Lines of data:
+-------+

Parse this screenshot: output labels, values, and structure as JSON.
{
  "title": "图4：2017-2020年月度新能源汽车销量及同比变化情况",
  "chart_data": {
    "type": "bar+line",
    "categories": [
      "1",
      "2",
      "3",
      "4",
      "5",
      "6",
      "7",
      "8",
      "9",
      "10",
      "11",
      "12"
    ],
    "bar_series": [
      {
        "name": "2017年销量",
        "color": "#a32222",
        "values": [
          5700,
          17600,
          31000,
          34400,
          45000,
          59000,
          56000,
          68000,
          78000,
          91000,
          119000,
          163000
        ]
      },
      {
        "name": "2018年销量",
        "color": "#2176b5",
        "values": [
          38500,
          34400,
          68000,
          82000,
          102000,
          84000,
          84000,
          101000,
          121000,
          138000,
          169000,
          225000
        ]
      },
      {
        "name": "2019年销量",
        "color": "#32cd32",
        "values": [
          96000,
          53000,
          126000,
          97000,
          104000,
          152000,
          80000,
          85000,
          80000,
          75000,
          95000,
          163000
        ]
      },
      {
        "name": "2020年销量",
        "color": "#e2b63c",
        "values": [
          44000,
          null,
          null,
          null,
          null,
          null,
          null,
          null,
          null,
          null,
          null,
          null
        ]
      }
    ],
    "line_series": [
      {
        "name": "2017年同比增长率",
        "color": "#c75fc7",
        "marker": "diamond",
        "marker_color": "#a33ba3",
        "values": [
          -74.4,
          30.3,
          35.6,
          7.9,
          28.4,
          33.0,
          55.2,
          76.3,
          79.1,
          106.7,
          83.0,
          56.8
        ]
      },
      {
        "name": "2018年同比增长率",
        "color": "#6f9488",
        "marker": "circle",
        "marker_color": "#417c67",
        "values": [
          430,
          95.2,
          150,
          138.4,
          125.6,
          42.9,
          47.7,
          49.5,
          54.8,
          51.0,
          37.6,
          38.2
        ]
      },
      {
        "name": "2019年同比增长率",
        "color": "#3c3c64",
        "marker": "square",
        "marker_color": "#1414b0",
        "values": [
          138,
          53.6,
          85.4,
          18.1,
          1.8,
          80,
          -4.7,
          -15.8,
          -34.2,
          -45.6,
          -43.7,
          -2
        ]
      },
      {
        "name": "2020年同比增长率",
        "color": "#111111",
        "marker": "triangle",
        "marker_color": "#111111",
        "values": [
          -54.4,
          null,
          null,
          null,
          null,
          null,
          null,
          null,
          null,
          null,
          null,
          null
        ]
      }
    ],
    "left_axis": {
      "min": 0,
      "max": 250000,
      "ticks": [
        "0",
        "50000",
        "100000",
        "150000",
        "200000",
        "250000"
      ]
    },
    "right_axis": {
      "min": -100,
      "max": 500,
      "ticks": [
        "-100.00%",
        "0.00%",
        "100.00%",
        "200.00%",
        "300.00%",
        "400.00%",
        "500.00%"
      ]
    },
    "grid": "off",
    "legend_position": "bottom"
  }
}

+-------+

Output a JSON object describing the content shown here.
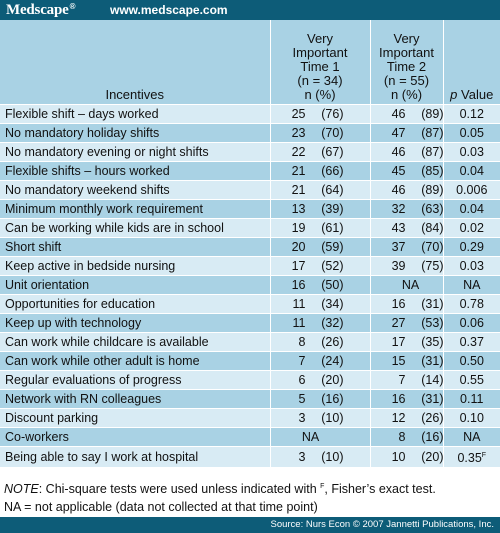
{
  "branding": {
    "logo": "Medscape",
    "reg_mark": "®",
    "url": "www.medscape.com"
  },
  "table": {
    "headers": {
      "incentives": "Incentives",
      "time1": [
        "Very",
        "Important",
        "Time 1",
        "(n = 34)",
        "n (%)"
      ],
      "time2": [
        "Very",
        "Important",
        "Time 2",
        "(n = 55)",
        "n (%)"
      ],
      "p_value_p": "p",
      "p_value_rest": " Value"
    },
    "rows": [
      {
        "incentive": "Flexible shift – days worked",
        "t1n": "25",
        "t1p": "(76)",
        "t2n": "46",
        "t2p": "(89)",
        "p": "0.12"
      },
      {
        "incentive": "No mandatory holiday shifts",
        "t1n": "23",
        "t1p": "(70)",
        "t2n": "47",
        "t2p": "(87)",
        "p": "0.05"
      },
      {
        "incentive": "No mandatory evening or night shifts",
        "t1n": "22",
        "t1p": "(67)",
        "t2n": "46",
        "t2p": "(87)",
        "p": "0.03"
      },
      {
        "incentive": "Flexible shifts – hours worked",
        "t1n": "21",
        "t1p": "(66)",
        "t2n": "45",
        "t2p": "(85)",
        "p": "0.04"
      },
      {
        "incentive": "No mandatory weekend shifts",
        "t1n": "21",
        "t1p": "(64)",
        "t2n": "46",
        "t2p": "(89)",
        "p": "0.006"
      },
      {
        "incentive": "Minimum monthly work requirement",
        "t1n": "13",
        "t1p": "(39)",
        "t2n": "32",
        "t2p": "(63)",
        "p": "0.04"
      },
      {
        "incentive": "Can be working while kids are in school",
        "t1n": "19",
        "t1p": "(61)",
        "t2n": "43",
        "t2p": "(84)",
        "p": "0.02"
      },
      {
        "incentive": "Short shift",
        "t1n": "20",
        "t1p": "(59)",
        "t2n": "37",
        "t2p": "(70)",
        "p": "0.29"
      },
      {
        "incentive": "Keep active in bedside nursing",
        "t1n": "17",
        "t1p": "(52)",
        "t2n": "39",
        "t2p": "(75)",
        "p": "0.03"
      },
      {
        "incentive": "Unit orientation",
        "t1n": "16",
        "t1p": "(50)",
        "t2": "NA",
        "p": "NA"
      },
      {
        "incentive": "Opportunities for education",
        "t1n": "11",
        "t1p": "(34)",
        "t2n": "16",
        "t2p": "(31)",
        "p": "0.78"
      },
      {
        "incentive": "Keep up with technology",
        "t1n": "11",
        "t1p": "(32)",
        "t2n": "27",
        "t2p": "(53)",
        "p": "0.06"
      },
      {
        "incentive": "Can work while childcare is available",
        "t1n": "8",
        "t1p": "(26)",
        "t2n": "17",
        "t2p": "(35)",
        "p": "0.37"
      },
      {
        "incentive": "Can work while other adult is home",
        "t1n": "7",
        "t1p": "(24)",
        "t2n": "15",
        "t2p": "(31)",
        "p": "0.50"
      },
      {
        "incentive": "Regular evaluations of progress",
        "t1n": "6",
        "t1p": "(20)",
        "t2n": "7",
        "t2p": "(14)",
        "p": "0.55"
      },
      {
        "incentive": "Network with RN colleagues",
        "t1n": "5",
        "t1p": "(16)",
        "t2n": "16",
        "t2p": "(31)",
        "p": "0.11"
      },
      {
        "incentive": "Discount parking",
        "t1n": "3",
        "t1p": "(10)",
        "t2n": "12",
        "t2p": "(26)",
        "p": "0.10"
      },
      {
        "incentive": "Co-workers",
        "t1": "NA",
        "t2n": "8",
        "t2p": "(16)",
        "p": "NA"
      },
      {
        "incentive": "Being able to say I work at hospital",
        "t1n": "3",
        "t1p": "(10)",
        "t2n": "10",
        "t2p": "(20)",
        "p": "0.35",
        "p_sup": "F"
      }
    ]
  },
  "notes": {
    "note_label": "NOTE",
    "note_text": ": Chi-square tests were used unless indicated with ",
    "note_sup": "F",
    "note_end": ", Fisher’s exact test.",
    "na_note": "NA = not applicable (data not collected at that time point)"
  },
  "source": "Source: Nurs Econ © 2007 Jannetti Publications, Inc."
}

+-------+

State the number of lines in the records that contain the string "Flexible", and nothing more.

2